**Record list**
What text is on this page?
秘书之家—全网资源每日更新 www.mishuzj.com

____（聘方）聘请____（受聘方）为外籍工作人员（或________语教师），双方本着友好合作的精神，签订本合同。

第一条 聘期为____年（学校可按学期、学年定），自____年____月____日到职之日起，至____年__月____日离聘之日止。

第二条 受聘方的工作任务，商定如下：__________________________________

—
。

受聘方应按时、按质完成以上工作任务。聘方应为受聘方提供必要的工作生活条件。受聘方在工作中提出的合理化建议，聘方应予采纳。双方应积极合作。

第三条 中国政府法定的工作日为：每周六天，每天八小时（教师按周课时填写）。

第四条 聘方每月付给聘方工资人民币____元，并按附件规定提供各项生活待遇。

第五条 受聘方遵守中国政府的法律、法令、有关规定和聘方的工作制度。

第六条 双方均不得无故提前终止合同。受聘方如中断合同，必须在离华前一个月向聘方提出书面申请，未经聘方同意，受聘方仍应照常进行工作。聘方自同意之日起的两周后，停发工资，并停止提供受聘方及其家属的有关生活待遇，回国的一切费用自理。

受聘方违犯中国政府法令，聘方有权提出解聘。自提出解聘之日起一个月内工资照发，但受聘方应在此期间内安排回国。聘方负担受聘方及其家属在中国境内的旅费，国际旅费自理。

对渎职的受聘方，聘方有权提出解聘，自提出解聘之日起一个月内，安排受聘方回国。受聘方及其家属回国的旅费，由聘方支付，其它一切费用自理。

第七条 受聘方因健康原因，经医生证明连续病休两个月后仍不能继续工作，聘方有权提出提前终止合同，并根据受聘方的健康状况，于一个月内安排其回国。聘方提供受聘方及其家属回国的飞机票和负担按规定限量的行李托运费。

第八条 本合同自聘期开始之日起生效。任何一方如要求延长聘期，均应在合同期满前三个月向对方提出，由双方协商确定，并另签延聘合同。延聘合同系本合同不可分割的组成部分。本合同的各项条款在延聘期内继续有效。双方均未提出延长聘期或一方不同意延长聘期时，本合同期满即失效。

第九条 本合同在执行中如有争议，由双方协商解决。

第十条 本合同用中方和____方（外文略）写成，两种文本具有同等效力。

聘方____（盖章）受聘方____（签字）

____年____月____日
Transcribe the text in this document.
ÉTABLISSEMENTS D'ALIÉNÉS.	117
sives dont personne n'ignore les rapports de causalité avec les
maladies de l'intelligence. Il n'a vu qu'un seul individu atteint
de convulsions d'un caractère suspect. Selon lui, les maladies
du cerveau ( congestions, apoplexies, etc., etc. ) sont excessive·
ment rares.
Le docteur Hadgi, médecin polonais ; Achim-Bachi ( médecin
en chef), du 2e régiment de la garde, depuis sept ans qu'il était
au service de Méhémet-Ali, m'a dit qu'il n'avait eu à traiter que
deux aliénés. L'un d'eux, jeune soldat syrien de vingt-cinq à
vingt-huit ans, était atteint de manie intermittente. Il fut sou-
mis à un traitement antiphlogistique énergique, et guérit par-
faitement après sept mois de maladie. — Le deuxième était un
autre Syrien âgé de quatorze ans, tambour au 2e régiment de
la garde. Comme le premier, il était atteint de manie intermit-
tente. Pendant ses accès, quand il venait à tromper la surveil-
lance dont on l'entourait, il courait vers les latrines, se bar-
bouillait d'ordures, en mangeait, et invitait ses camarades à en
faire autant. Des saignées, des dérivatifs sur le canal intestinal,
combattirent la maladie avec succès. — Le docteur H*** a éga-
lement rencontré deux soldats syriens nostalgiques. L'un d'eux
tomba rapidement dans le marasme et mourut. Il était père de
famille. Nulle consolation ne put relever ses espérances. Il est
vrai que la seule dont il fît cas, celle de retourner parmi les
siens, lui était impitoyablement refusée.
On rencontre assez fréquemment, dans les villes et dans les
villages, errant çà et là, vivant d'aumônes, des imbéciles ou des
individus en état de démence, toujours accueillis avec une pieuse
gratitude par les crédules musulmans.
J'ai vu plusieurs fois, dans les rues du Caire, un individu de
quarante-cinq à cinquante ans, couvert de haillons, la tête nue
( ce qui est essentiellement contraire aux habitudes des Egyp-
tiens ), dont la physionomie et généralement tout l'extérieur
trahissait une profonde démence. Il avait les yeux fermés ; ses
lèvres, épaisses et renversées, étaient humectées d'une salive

---

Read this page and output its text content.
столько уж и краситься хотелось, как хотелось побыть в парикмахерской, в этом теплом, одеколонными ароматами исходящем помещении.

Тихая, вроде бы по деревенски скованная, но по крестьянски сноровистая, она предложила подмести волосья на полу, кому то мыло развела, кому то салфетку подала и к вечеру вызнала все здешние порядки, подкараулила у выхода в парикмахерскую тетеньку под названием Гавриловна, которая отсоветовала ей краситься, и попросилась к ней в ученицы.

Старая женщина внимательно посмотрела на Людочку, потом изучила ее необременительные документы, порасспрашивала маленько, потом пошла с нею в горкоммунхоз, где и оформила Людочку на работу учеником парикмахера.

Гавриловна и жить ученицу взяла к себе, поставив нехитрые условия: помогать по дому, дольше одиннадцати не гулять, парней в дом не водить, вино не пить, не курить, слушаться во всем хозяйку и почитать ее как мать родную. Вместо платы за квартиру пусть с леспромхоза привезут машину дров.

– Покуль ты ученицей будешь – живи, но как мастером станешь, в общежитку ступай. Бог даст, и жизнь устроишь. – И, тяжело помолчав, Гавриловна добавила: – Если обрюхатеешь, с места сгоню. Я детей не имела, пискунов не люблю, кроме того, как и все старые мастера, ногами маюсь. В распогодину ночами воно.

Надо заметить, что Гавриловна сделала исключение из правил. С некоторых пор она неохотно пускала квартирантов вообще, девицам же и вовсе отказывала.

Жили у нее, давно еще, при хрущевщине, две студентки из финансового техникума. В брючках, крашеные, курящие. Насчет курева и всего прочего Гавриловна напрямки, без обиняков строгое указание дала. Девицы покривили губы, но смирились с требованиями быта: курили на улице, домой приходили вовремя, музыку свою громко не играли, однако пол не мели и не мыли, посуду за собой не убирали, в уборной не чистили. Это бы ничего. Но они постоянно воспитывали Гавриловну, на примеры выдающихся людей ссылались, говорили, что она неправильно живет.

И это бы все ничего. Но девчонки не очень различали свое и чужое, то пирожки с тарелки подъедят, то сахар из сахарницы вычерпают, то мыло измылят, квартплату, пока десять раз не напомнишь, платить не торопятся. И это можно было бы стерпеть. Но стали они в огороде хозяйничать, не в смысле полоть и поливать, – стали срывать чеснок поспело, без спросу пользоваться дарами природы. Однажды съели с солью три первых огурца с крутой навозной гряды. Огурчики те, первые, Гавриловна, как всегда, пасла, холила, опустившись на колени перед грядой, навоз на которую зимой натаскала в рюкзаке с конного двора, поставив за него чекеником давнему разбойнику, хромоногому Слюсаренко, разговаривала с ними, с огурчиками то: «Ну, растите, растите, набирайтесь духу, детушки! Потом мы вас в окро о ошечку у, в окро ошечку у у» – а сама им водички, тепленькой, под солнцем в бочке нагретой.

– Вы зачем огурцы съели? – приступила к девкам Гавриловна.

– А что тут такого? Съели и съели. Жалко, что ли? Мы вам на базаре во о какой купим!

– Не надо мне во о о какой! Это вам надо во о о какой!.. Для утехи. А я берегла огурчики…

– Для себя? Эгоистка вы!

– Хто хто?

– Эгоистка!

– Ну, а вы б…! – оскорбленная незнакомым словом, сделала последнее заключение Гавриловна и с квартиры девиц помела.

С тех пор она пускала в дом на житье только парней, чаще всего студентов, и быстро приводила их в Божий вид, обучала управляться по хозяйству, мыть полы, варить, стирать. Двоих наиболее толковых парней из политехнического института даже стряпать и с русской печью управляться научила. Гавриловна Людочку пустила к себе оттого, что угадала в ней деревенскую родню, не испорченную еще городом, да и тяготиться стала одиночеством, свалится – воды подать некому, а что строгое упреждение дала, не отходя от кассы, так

* * *

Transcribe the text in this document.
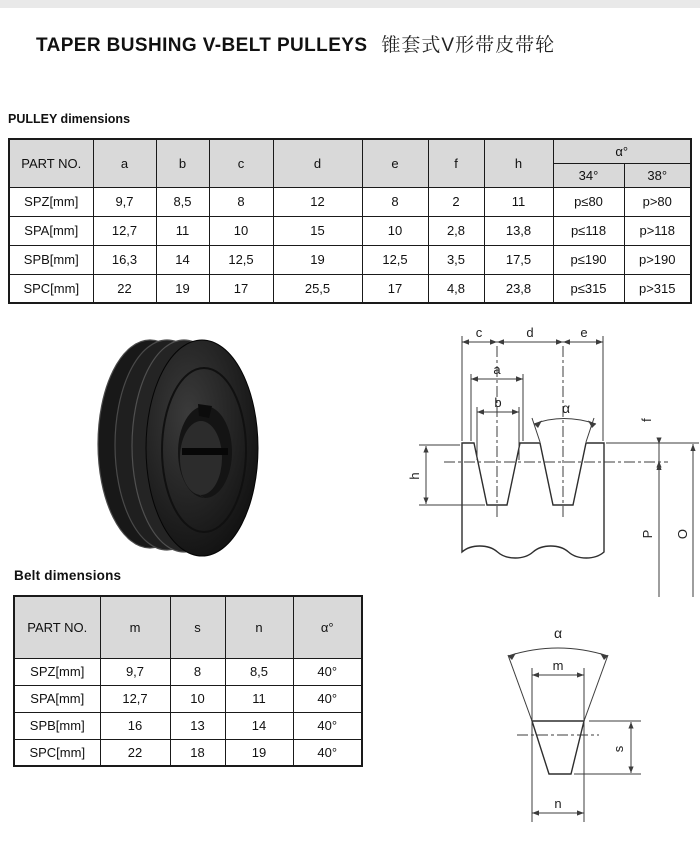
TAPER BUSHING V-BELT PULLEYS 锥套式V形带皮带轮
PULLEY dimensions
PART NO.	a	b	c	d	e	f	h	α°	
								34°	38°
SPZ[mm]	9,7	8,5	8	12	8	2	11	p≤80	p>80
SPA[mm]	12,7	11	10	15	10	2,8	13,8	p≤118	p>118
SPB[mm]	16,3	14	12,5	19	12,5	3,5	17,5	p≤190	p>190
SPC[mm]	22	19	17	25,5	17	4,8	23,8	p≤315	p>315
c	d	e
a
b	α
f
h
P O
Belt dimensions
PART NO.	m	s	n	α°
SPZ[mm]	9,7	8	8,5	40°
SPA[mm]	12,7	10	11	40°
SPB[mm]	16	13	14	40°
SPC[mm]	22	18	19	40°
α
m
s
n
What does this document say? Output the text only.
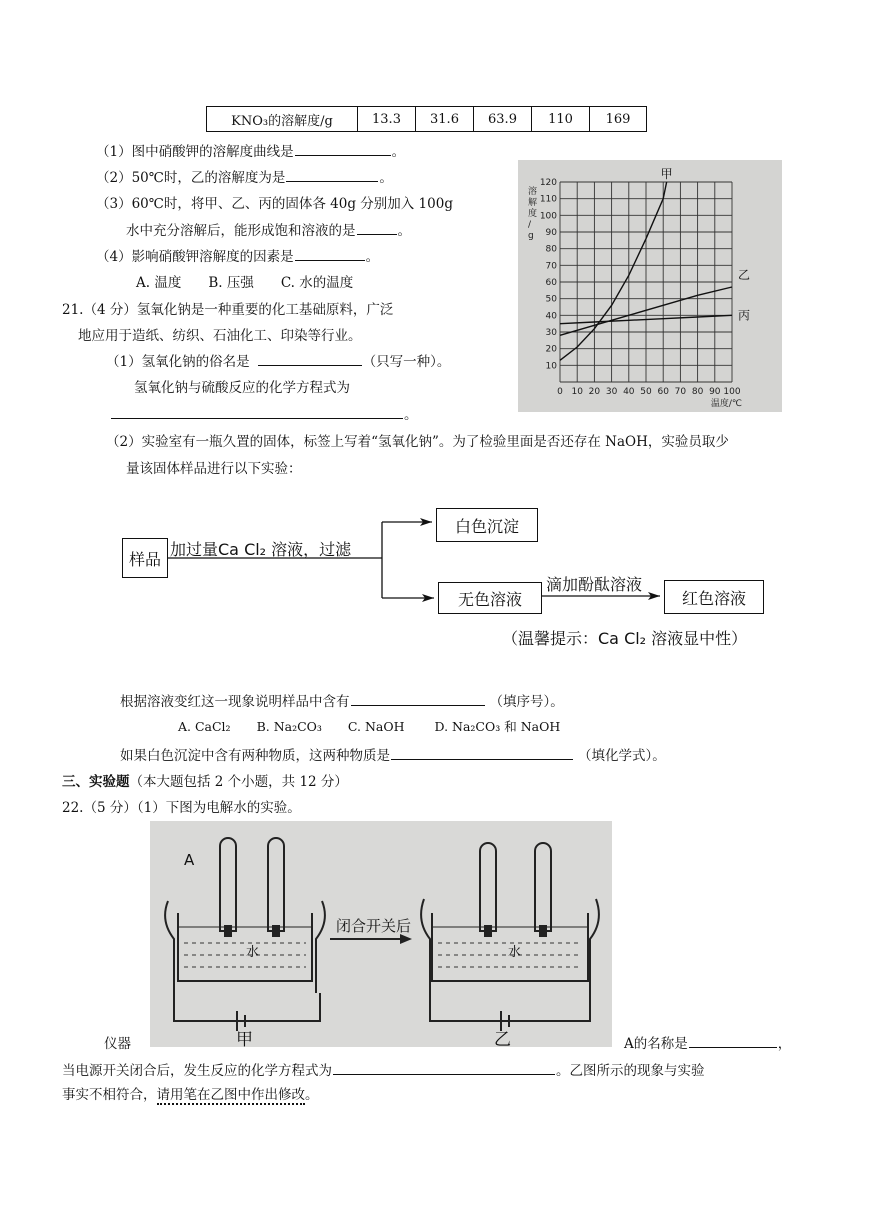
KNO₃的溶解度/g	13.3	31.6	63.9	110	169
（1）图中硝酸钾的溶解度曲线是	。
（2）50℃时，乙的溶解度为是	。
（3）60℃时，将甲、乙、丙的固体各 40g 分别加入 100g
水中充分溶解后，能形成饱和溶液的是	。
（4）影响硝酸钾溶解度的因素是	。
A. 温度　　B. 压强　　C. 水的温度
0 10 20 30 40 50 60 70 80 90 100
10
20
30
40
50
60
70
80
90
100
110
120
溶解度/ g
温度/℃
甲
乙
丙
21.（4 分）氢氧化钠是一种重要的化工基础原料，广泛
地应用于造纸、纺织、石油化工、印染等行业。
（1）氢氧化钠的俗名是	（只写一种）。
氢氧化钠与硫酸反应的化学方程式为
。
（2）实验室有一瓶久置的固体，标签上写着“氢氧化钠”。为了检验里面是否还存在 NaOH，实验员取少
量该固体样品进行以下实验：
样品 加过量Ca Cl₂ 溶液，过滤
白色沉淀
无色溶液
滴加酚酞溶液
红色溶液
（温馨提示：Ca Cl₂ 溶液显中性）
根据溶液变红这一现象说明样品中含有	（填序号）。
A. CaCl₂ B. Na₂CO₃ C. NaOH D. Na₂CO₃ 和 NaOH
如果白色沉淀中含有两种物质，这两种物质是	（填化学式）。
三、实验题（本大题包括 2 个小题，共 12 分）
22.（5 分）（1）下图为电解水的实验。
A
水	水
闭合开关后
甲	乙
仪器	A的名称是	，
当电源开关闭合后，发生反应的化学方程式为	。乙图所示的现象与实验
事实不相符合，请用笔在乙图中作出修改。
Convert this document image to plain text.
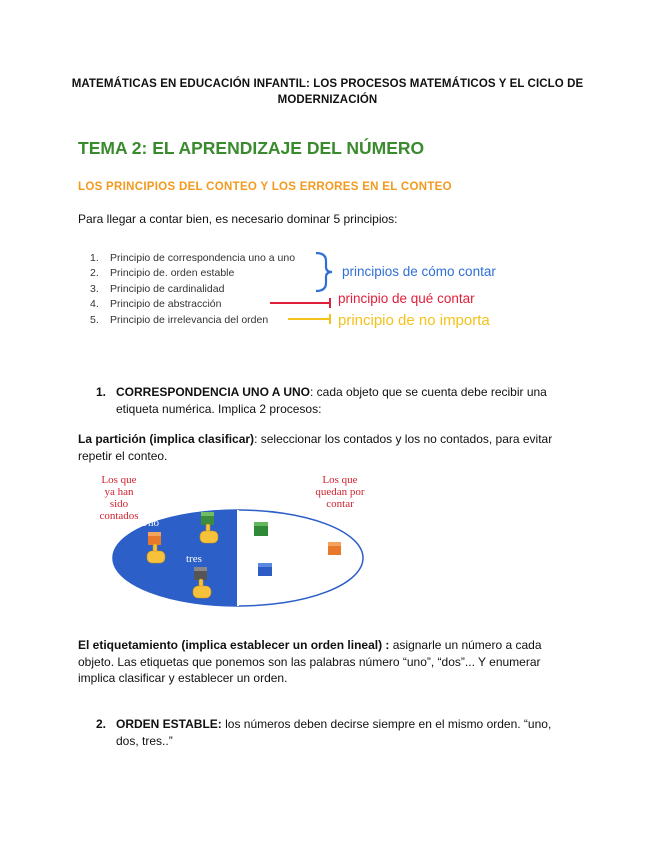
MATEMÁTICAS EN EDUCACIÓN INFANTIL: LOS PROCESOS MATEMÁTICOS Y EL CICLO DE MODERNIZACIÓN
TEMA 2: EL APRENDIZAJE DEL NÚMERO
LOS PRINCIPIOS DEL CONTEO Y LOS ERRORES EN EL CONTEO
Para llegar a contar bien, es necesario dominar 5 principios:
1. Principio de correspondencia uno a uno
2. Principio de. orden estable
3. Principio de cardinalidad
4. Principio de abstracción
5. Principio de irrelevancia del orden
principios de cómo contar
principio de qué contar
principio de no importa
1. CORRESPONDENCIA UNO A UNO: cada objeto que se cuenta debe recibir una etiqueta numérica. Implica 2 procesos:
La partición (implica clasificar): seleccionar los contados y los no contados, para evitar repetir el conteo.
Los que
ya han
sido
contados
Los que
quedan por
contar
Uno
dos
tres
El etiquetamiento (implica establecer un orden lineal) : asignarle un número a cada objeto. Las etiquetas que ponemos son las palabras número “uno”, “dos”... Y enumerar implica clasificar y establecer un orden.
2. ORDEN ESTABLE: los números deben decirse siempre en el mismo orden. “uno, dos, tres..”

**Written exercise**
For each line of the listing that holds the word "docteur", show that line.

**Final result**
Le docteur Hadgi, médecin polonais ; Achim-Bachi ( médecin
combattirent la maladie avec succès. — Le docteur H*** a éga-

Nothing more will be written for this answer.